**Text segment**
————
There is no contention in this appeal that the agent who issued and delivered the receipt was not authorized to execute it and bind the company by its terms. The receipt plainly fixed a liability against the company for a death occurring before the delivery or date of the policy, if the conditions named in the receipt were complied with — the payment of four weekly premiums in advance. That liability, however, was contingent upon the acceptance of the application for the insurance. In this case that contingency occurred. It follows, then, that according to the terms of the receipt, the company, at the time the application was accepted, became liable to the beneficiary for a death occurring before the policy took effect. If the insured had died after the application and prior to the delivery of the policy, clearly there would have been a liability under the terms of the receipt. The fact that he died after the delivery of the policy, from an injury inflicted after the issuance of the receipt and before the policy became effective, did not alter that liability.
The defendants in error pleaded fraud, accident, and mistake in dating the policy later than the day of its delivery. Ordinarily the true date of an insurance policy is the date that it is issued and signed by the proper officials of the company, and it becomes effective from the time it is thereafter delivered. There is nothing in the record to indicate that this policy should have borne a date subsequent to its actual delivery by the agent.
We think the beneficiary was entitled to recover, and the judgment is affirmed.
                               On Rehearing.
This case was affirmed upon a misapprehension of the facts. The receipt introduced in evidence and copied in the original opinion shows that in order to create a contract of insurance before the policy applied for becomes effective the advance premiums must be paid at the time the application for the insurance is made. It conclusively appears from the evidence in this case that the application for the insurance was made about July 1st, but the advance premiums were not paid till July 18th, after the policy had been issued and delivered. Hence the contract of insurance depends upon the terms of the policy alone. The policy provides, in effect, that it shall be void if the insured is not in sound health on the date the policy becomes effective. As previously stated, the proof shows that the insured was not in sound health on the date this policy by its terms became effective. It is true he was in good health on the date it was delivered; but by its express terms the policy did not take effect until the 20th. The insurer had a right to contract for liability upon a policy of that kind. Its plain provisions cannot be evaded upon the ground that the policy was not read by the insured or his agent at the time it was delivered.
The judgment heretofore rendered will be set aside and judgment here rendered in favor of the plaintiff in error.
————
**Extracted records**
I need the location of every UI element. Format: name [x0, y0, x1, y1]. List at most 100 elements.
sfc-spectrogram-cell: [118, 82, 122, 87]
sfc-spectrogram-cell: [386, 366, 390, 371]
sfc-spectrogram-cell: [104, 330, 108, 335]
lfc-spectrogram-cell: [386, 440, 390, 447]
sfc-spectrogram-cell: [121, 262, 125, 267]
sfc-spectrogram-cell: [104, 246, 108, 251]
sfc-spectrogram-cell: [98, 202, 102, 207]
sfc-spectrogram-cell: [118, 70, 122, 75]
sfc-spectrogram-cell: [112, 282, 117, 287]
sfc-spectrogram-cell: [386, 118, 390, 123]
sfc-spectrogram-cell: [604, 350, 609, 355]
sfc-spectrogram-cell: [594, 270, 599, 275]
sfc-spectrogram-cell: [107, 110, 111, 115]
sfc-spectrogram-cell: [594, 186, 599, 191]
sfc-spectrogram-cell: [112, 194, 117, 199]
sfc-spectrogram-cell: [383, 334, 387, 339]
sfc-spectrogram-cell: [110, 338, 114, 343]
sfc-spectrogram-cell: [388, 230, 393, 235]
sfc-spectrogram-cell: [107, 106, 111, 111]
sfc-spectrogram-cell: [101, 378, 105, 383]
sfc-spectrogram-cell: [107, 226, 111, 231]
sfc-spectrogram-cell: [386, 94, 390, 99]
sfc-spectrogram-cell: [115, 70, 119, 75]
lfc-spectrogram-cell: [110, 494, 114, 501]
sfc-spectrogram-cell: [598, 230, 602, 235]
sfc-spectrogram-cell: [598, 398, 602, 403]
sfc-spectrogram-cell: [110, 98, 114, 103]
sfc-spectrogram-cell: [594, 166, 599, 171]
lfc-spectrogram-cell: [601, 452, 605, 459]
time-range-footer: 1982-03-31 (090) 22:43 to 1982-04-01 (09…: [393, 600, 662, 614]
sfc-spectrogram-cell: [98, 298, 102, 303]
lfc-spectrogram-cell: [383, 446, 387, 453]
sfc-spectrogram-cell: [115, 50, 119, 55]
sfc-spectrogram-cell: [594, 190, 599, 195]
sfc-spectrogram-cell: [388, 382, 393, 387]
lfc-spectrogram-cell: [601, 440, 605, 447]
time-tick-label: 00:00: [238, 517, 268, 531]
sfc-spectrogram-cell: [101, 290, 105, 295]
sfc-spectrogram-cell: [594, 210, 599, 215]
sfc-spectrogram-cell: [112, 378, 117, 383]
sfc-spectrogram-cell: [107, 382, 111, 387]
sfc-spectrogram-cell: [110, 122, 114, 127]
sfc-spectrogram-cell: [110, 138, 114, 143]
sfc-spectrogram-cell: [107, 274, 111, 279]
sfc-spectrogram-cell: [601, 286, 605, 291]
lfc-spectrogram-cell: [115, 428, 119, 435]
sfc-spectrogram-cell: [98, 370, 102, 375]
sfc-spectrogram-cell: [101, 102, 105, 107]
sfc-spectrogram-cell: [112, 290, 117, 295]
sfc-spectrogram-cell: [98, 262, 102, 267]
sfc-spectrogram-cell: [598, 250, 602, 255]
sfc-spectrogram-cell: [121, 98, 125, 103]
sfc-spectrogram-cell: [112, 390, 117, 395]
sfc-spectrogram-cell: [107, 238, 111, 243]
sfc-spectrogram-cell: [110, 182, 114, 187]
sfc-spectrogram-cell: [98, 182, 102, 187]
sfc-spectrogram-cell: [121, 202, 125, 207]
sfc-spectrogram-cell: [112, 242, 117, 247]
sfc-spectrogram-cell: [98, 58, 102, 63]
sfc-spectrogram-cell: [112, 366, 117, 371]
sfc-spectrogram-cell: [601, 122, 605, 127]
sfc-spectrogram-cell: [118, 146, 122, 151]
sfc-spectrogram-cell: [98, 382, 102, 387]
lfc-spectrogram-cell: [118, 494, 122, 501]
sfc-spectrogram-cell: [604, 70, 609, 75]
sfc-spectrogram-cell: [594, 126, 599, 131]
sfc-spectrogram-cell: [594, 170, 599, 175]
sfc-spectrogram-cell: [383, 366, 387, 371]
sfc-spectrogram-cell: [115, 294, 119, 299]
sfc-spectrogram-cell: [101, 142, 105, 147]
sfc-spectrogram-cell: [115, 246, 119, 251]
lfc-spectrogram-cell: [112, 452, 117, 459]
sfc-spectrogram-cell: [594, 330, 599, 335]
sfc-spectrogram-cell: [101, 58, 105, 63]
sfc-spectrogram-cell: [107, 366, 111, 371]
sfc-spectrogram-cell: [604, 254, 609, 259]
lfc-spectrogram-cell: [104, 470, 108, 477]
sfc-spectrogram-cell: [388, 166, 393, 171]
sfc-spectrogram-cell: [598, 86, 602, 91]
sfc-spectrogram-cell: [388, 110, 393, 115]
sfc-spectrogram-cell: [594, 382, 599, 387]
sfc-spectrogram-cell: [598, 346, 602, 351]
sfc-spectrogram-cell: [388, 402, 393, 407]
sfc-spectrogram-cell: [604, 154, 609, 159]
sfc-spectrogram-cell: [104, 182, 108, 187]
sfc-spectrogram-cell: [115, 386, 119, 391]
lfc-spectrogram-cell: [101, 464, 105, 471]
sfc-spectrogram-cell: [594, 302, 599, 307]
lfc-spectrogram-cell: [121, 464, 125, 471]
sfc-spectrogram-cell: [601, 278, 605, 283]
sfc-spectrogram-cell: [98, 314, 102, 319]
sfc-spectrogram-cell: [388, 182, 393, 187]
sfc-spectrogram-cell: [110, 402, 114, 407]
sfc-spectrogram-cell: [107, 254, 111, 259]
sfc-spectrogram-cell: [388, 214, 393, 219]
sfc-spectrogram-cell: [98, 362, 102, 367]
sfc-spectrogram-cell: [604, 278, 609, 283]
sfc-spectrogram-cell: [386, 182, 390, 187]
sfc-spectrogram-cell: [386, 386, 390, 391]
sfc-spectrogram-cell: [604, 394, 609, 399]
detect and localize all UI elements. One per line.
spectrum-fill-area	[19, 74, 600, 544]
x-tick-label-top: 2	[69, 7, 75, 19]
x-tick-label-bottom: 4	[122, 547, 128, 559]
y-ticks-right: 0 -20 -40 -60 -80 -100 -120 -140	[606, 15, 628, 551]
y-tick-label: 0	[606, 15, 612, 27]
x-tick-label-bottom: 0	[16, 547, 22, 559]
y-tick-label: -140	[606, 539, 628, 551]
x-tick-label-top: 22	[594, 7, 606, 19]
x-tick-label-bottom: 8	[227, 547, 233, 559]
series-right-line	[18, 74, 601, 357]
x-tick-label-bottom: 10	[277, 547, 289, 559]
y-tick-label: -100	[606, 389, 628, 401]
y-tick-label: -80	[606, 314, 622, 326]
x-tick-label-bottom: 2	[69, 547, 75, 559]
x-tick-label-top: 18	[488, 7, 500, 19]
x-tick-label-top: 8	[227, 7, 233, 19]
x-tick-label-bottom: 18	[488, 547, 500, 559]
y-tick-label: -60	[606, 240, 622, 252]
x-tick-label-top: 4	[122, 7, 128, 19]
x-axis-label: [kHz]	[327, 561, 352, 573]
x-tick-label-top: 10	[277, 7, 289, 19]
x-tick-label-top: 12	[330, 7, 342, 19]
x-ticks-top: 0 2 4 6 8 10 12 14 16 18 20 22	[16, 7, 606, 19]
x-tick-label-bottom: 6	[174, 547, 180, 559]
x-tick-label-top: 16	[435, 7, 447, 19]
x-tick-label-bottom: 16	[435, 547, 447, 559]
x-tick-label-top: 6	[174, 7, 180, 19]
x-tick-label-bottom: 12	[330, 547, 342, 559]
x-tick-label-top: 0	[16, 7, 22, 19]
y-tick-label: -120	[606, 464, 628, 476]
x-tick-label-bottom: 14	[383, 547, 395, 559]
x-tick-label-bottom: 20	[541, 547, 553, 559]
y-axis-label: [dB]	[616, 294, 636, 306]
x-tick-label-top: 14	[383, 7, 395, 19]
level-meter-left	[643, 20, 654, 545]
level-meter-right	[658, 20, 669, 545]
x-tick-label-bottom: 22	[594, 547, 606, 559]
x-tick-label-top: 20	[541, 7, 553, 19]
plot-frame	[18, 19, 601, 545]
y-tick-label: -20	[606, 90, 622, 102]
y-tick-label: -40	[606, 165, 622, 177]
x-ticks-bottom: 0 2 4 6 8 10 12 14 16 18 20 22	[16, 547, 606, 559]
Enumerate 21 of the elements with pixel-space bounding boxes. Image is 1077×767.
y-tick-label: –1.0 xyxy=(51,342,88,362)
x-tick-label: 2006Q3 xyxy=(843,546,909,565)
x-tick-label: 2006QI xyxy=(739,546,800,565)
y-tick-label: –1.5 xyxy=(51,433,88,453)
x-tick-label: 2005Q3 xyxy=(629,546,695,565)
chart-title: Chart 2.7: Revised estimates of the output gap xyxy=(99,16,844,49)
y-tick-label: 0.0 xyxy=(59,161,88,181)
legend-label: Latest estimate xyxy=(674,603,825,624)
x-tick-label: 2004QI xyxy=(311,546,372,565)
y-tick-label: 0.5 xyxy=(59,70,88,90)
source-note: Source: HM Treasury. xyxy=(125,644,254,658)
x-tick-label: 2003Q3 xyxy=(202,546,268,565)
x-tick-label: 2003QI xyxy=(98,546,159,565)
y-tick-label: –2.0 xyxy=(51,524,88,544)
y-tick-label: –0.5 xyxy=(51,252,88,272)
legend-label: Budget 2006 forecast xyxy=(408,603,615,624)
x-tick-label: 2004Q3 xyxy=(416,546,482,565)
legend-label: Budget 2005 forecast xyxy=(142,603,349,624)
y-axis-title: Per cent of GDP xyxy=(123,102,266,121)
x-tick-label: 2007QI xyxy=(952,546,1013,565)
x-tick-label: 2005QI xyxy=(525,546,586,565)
————
**What is needed**
According to the rehearing section of the insurance court opinion, when were the advance premiums paid? The material has no connection to the insurance court opinion.

**Worked solution**
On July 18th, after the policy had been issued and delivered.